Aim: How many lines of the records hold the string "that"? Reply with the number alone.

Entries provided:

-.-.-

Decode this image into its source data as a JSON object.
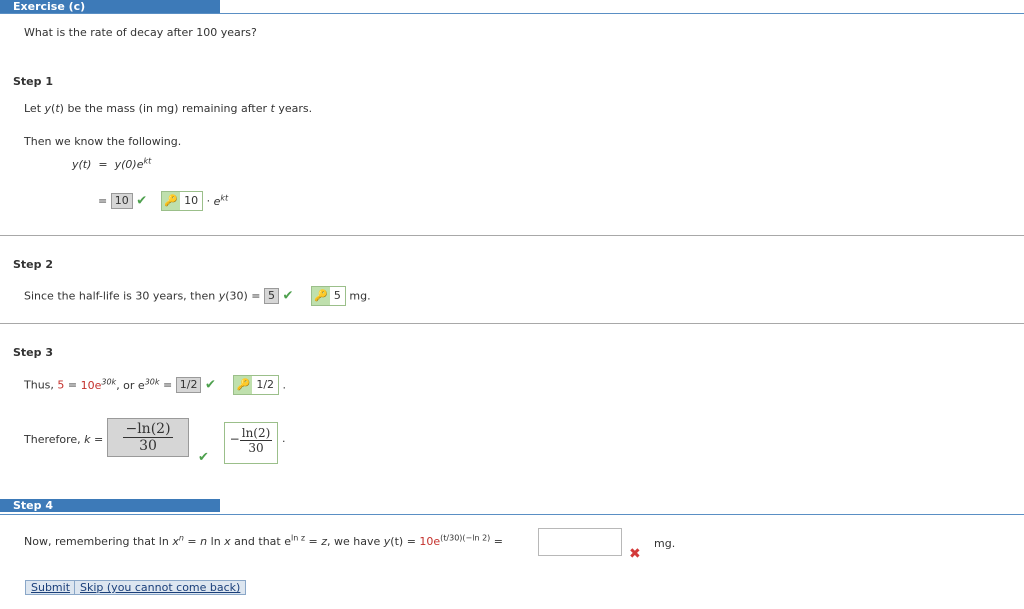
{
  "exercise": {
    "tab_label": "Exercise (c)",
    "question": "What is the rate of decay after 100 years?"
  },
  "step1": {
    "label": "Step 1",
    "intro": [
      "Let ",
      "y",
      "(",
      "t",
      ") be the mass (in mg) remaining after ",
      "t",
      " years."
    ],
    "then": "Then we know the following.",
    "eq_lhs": "y(t)",
    "eq_eq": "=",
    "eq_rhs_base": "y(0)e",
    "eq_rhs_exp": "kt",
    "line2_eq": "=",
    "answer": "10",
    "correct": "10",
    "times": "·",
    "e": "e",
    "e_exp": "kt"
  },
  "step2": {
    "label": "Step 2",
    "text_pre": "Since the half-life is 30 years, then ",
    "fn": "y",
    "fn_arg": "(30) =",
    "answer": "5",
    "correct": "5",
    "unit": "mg."
  },
  "step3": {
    "label": "Step 3",
    "thus": "Thus,",
    "five": "5",
    "eq1": "=",
    "ten_e": "10e",
    "exp1": "30k",
    "or": ", or e",
    "exp2": "30k",
    "eq2": "=",
    "answer": "1/2",
    "correct": "1/2",
    "period": ".",
    "therefore": "Therefore,",
    "k": "k",
    "k_eq": "=",
    "k_ans_num": "−ln(2)",
    "k_ans_den": "30",
    "k_neg": "−",
    "k_cor_num": "ln(2)",
    "k_cor_den": "30",
    "period2": "."
  },
  "step4": {
    "tab_label": "Step 4",
    "now": "Now, remembering that  ln ",
    "x": "x",
    "n": "n",
    "eq_a": " = ",
    "n2": "n",
    "ln_x": " ln ",
    "x2": "x",
    "and_that": "  and that  e",
    "lnz": "ln z",
    "eq_b": " = ",
    "z": "z",
    "comma": ",  we have  ",
    "y": "y",
    "yt": "(t) = ",
    "ten_e": "10e",
    "exponent": "(t/30)(−ln 2)",
    "eq_c": " =",
    "unit": "mg.",
    "input_value": ""
  },
  "buttons": {
    "submit": "Submit",
    "skip": "Skip (you cannot come back)"
  },
  "colors": {
    "tab_blue": "#3d7ab8",
    "check_green": "#4da04d",
    "error_red": "#d33a3a",
    "given_red": "#c4302b"
  }
}
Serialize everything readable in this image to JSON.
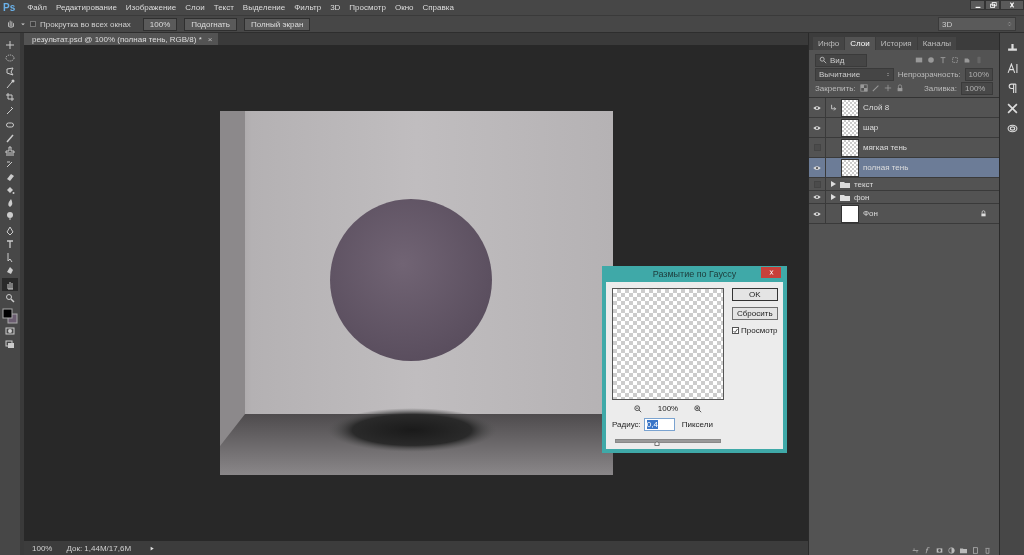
{
  "app": {
    "logo": "Ps",
    "menu": [
      "Файл",
      "Редактирование",
      "Изображение",
      "Слои",
      "Текст",
      "Выделение",
      "Фильтр",
      "3D",
      "Просмотр",
      "Окно",
      "Справка"
    ]
  },
  "options_bar": {
    "scroll_all": {
      "label": "Прокрутка во всех окнах",
      "checked": false
    },
    "buttons": [
      "100%",
      "Подогнать",
      "Полный экран"
    ],
    "workspace": "3D"
  },
  "tools": [
    {
      "selected": false
    },
    {
      "selected": false
    },
    {
      "selected": false
    },
    {
      "selected": false
    },
    {
      "selected": false
    },
    {
      "selected": false
    },
    {
      "selected": false
    },
    {
      "selected": false
    },
    {
      "selected": false
    },
    {
      "selected": false
    },
    {
      "selected": false
    },
    {
      "selected": false
    },
    {
      "selected": false
    },
    {
      "selected": false
    },
    {
      "selected": false
    },
    {
      "selected": false
    },
    {
      "selected": false
    },
    {
      "selected": false
    },
    {
      "selected": true
    },
    {
      "selected": false
    }
  ],
  "document": {
    "tab": "результат.psd @ 100% (полная тень, RGB/8) *",
    "close": "×",
    "zoom": "100%",
    "doc_size": "Док: 1,44М/17,6М"
  },
  "panel": {
    "tabs": [
      {
        "label": "Инфо",
        "selected": false
      },
      {
        "label": "Слои",
        "selected": true
      },
      {
        "label": "История",
        "selected": false
      },
      {
        "label": "Каналы",
        "selected": false
      }
    ],
    "filter": "Вид",
    "blend_mode": "Вычитание",
    "opacity_label": "Непрозрачность:",
    "opacity": "100%",
    "lock_label": "Закрепить:",
    "fill_label": "Заливка:",
    "fill": "100%",
    "layers": [
      {
        "name": "Слой 8",
        "kind": "layer",
        "visible": true,
        "selected": false,
        "clipped": true,
        "locked": false
      },
      {
        "name": "шар",
        "kind": "layer",
        "visible": true,
        "selected": false,
        "clipped": false,
        "locked": false
      },
      {
        "name": "мягкая тень",
        "kind": "layer",
        "visible": false,
        "selected": false,
        "clipped": false,
        "locked": false
      },
      {
        "name": "полная тень",
        "kind": "layer",
        "visible": true,
        "selected": true,
        "clipped": false,
        "locked": false
      },
      {
        "name": "текст",
        "kind": "group",
        "visible": false,
        "selected": false,
        "clipped": false,
        "locked": false
      },
      {
        "name": "фон",
        "kind": "group",
        "visible": true,
        "selected": false,
        "clipped": false,
        "locked": false
      },
      {
        "name": "Фон",
        "kind": "layer",
        "visible": true,
        "selected": false,
        "clipped": false,
        "locked": true
      }
    ]
  },
  "dialog": {
    "title": "Размытие по Гауссу",
    "buttons": [
      "OK",
      "Сбросить"
    ],
    "preview": {
      "label": "Просмотр",
      "checked": true
    },
    "zoom": "100%",
    "radius": {
      "label": "Радиус:",
      "value": "0,4",
      "unit": "Пиксели",
      "level": 0.39
    }
  }
}
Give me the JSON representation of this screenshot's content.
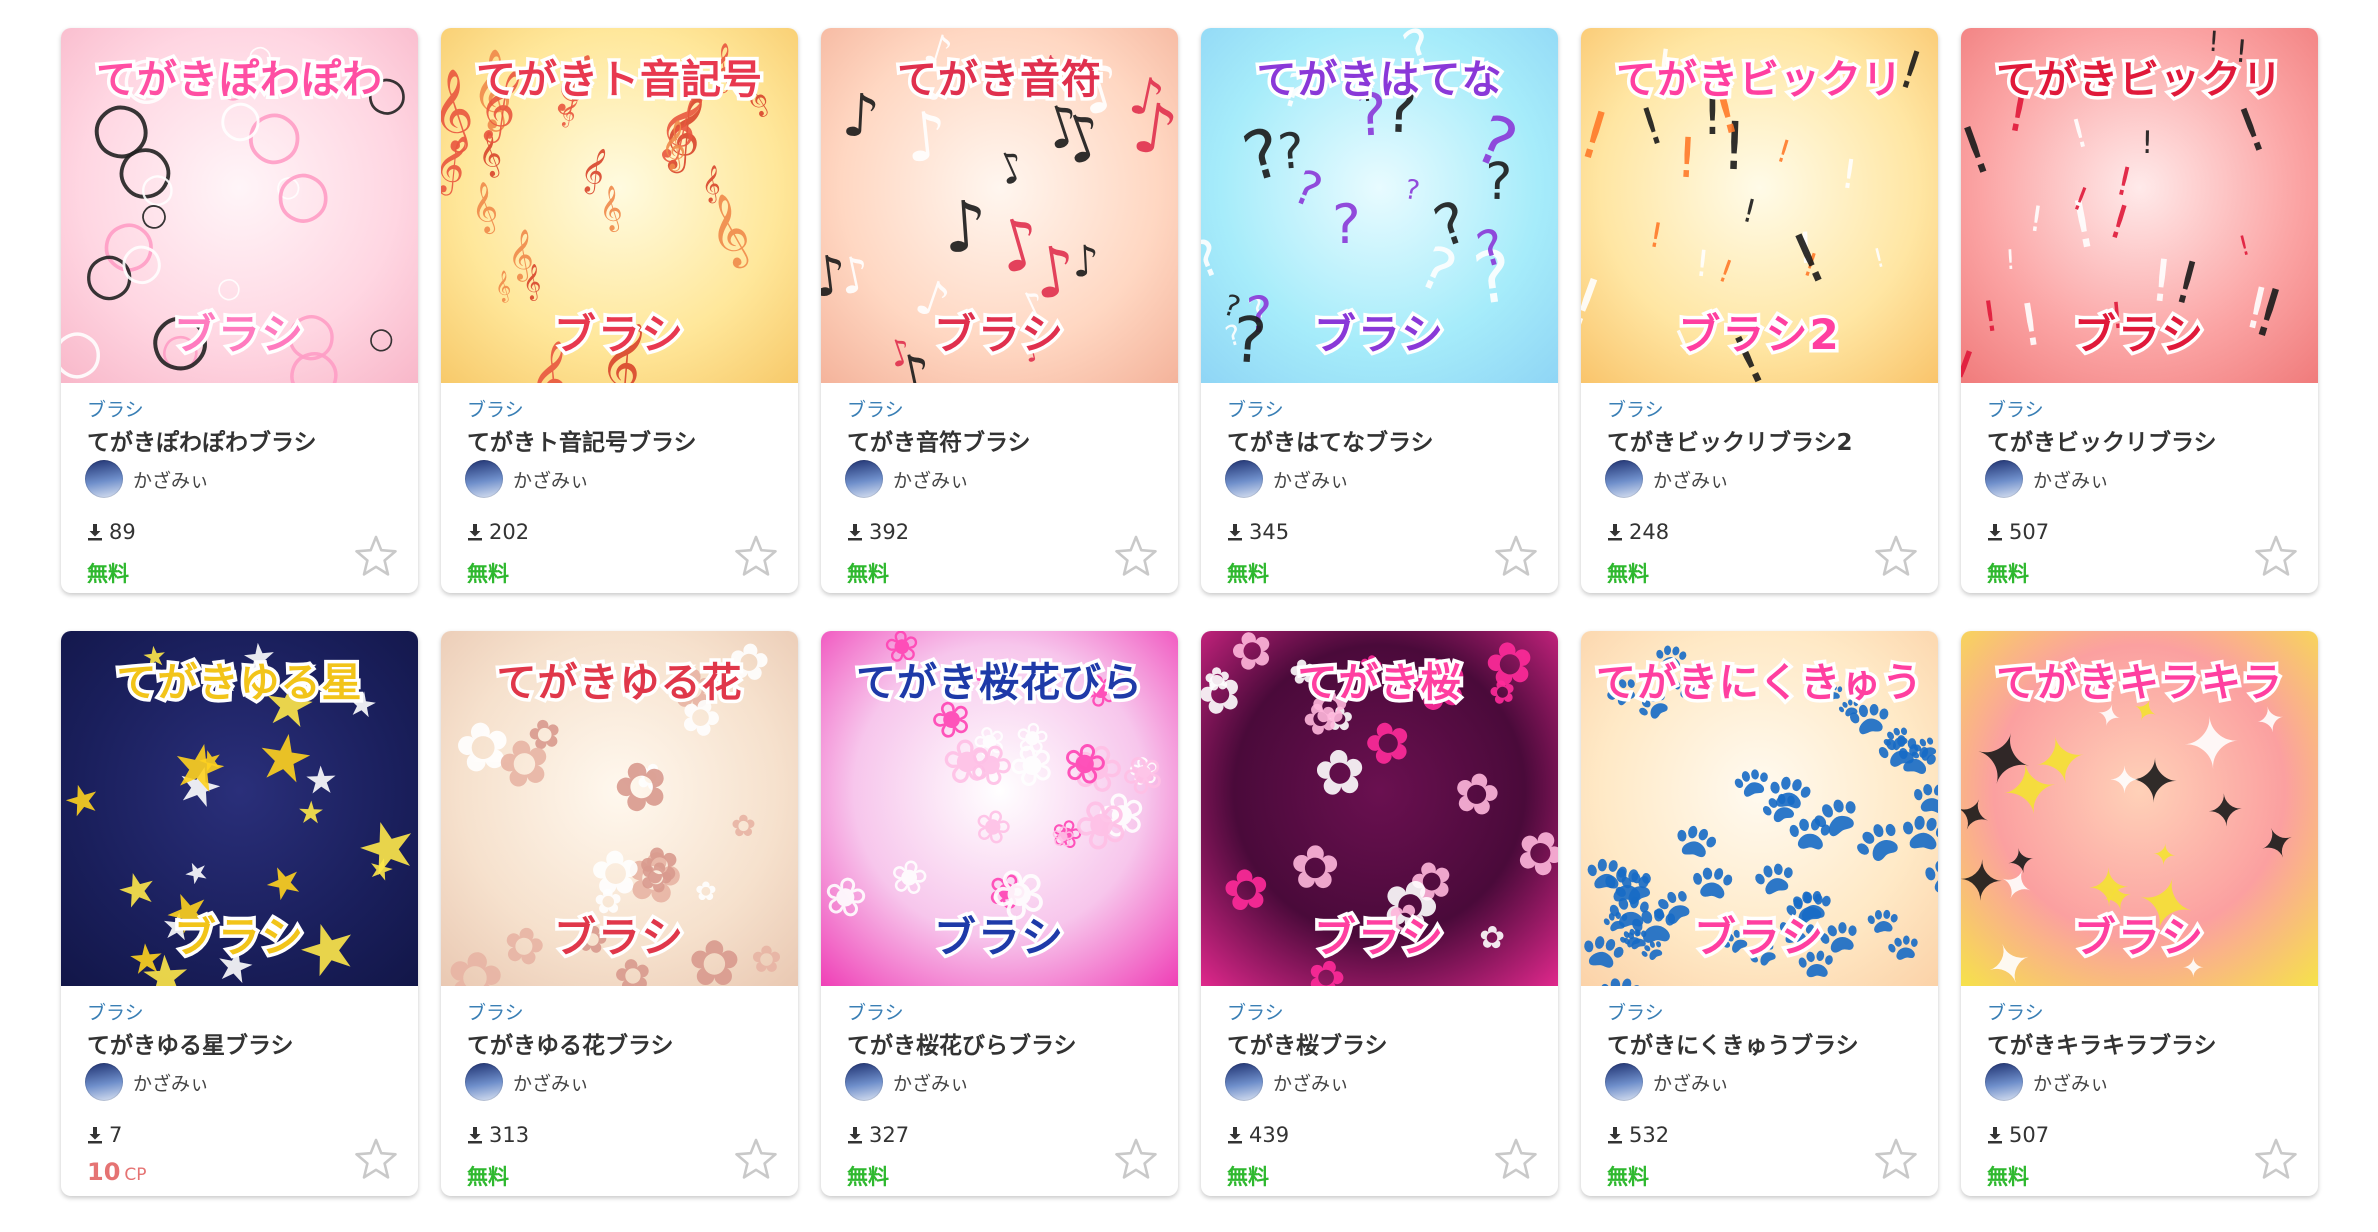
{
  "cards": [
    {
      "category": "ブラシ",
      "name": "てがきぽわぽわブラシ",
      "author": "かざみぃ",
      "downloads": "89",
      "price": "無料",
      "paid": false,
      "thumb": {
        "title": "てがきぽわぽわ",
        "subtitle": "ブラシ",
        "bg": "radial-gradient(circle at 50% 45%, #fff5f8 0%, #ffd6e2 60%, #f8b7c9 100%)",
        "title_color": "#ff4fa3",
        "sub_color": "#ff7bbf",
        "decor": "○",
        "decor_colors": [
          "#ffffff",
          "#ff9ec6",
          "#222222"
        ]
      }
    },
    {
      "category": "ブラシ",
      "name": "てがきト音記号ブラシ",
      "author": "かざみぃ",
      "downloads": "202",
      "price": "無料",
      "paid": false,
      "thumb": {
        "title": "てがきト音記号",
        "subtitle": "ブラシ",
        "bg": "radial-gradient(circle at 50% 45%, #fffbe0 0%, #ffe79a 60%, #f7c96a 100%)",
        "title_color": "#e8384f",
        "sub_color": "#e8384f",
        "decor": "𝄞",
        "decor_colors": [
          "#e9573f",
          "#f08a4b",
          "#d9452c"
        ]
      }
    },
    {
      "category": "ブラシ",
      "name": "てがき音符ブラシ",
      "author": "かざみぃ",
      "downloads": "392",
      "price": "無料",
      "paid": false,
      "thumb": {
        "title": "てがき音符",
        "subtitle": "ブラシ",
        "bg": "radial-gradient(circle at 50% 45%, #fff6ef 0%, #ffd7c2 60%, #f4b39b 100%)",
        "title_color": "#e0304e",
        "sub_color": "#e0304e",
        "decor": "♪",
        "decor_colors": [
          "#1a1a1a",
          "#e0304e",
          "#ffffff"
        ]
      }
    },
    {
      "category": "ブラシ",
      "name": "てがきはてなブラシ",
      "author": "かざみぃ",
      "downloads": "345",
      "price": "無料",
      "paid": false,
      "thumb": {
        "title": "てがきはてな",
        "subtitle": "ブラシ",
        "bg": "radial-gradient(circle at 50% 45%, #e8fbff 0%, #a6ecfa 60%, #8fd5f5 100%)",
        "title_color": "#8a38d8",
        "sub_color": "#8a38d8",
        "decor": "?",
        "decor_colors": [
          "#1a1a1a",
          "#ffffff",
          "#8a38d8"
        ]
      }
    },
    {
      "category": "ブラシ",
      "name": "てがきビックリブラシ2",
      "author": "かざみぃ",
      "downloads": "248",
      "price": "無料",
      "paid": false,
      "thumb": {
        "title": "てがきビックリ",
        "subtitle": "ブラシ2",
        "bg": "radial-gradient(circle at 50% 45%, #fffbe8 0%, #ffe6a3 60%, #f9c46b 100%)",
        "title_color": "#ff3fa0",
        "sub_color": "#ff3fa0",
        "decor": "!",
        "decor_colors": [
          "#ffffff",
          "#ff7a2a",
          "#1a1a1a"
        ]
      }
    },
    {
      "category": "ブラシ",
      "name": "てがきビックリブラシ",
      "author": "かざみぃ",
      "downloads": "507",
      "price": "無料",
      "paid": false,
      "thumb": {
        "title": "てがきビックリ",
        "subtitle": "ブラシ",
        "bg": "radial-gradient(circle at 50% 45%, #ffeaea 0%, #fba4a4 60%, #f07b7b 100%)",
        "title_color": "#e0193a",
        "sub_color": "#e0193a",
        "decor": "!",
        "decor_colors": [
          "#e0193a",
          "#ffffff",
          "#1a1a1a"
        ]
      }
    },
    {
      "category": "ブラシ",
      "name": "てがきゆる星ブラシ",
      "author": "かざみぃ",
      "downloads": "7",
      "price": "10",
      "price_unit": "CP",
      "paid": true,
      "thumb": {
        "title": "てがきゆる星",
        "subtitle": "ブラシ",
        "bg": "radial-gradient(circle at 50% 45%, #2a2f7a 0%, #1a1f5c 60%, #121648 100%)",
        "title_color": "#f2c419",
        "sub_color": "#f2c419",
        "decor": "★",
        "decor_colors": [
          "#ffe84a",
          "#ffffff",
          "#ffd21f"
        ]
      }
    },
    {
      "category": "ブラシ",
      "name": "てがきゆる花ブラシ",
      "author": "かざみぃ",
      "downloads": "313",
      "price": "無料",
      "paid": false,
      "thumb": {
        "title": "てがきゆる花",
        "subtitle": "ブラシ",
        "bg": "radial-gradient(circle at 50% 45%, #fff8ee 0%, #f6e1cd 60%, #e9c8b2 100%)",
        "title_color": "#e0374a",
        "sub_color": "#e0374a",
        "decor": "✿",
        "decor_colors": [
          "#ffffff",
          "#d99a8e",
          "#e8b4a4"
        ]
      }
    },
    {
      "category": "ブラシ",
      "name": "てがき桜花びらブラシ",
      "author": "かざみぃ",
      "downloads": "327",
      "price": "無料",
      "paid": false,
      "thumb": {
        "title": "てがき桜花びら",
        "subtitle": "ブラシ",
        "bg": "radial-gradient(circle at 50% 45%, #ffffff 0%, #f7c6ec 55%, #ef3fb6 100%)",
        "title_color": "#1e3aa8",
        "sub_color": "#1e3aa8",
        "decor": "❀",
        "decor_colors": [
          "#ffffff",
          "#ff44b4",
          "#ffc0e6"
        ]
      }
    },
    {
      "category": "ブラシ",
      "name": "てがき桜ブラシ",
      "author": "かざみぃ",
      "downloads": "439",
      "price": "無料",
      "paid": false,
      "thumb": {
        "title": "てがき桜",
        "subtitle": "ブラシ",
        "bg": "radial-gradient(circle at 50% 45%, #6a1050 0%, #4a0a3a 55%, #e0288c 100%)",
        "title_color": "#ff3fa0",
        "sub_color": "#ff3fa0",
        "decor": "✿",
        "decor_colors": [
          "#ffb7dc",
          "#ff2b9a",
          "#ffffff"
        ]
      }
    },
    {
      "category": "ブラシ",
      "name": "てがきにくきゅうブラシ",
      "author": "かざみぃ",
      "downloads": "532",
      "price": "無料",
      "paid": false,
      "thumb": {
        "title": "てがきにくきゅう",
        "subtitle": "ブラシ",
        "bg": "radial-gradient(circle at 50% 45%, #fffaf0 0%, #ffe9c6 60%, #fbd2a8 100%)",
        "title_color": "#ff3fa0",
        "sub_color": "#ff3fa0",
        "decor": "🐾",
        "decor_colors": [
          "#ff8fb8",
          "#ffffff",
          "#1a1a1a"
        ]
      }
    },
    {
      "category": "ブラシ",
      "name": "てがきキラキラブラシ",
      "author": "かざみぃ",
      "downloads": "507",
      "price": "無料",
      "paid": false,
      "thumb": {
        "title": "てがきキラキラ",
        "subtitle": "ブラシ",
        "bg": "radial-gradient(circle at 50% 45%, #ffd1b8 0%, #fba0a0 55%, #f6e24a 100%)",
        "title_color": "#ff3fa0",
        "sub_color": "#ff3fa0",
        "decor": "✦",
        "decor_colors": [
          "#ffffff",
          "#f5e233",
          "#1a1a1a"
        ]
      }
    }
  ],
  "icons": {
    "download": "download-icon",
    "favorite": "star-outline-icon",
    "avatar": "avatar-image"
  },
  "colors": {
    "category": "#3a7fb5",
    "free": "#2eb82e",
    "paid": "#e57373",
    "star": "#c9c9c9"
  }
}
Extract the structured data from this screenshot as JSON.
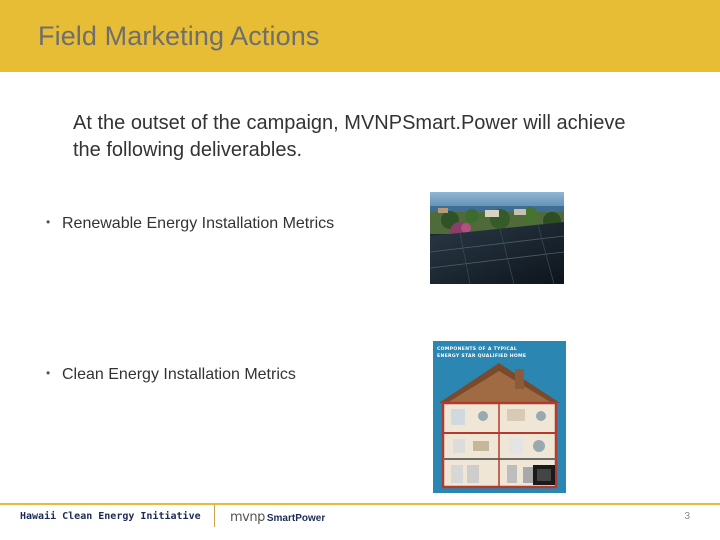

-.-.-

Exercise result: 2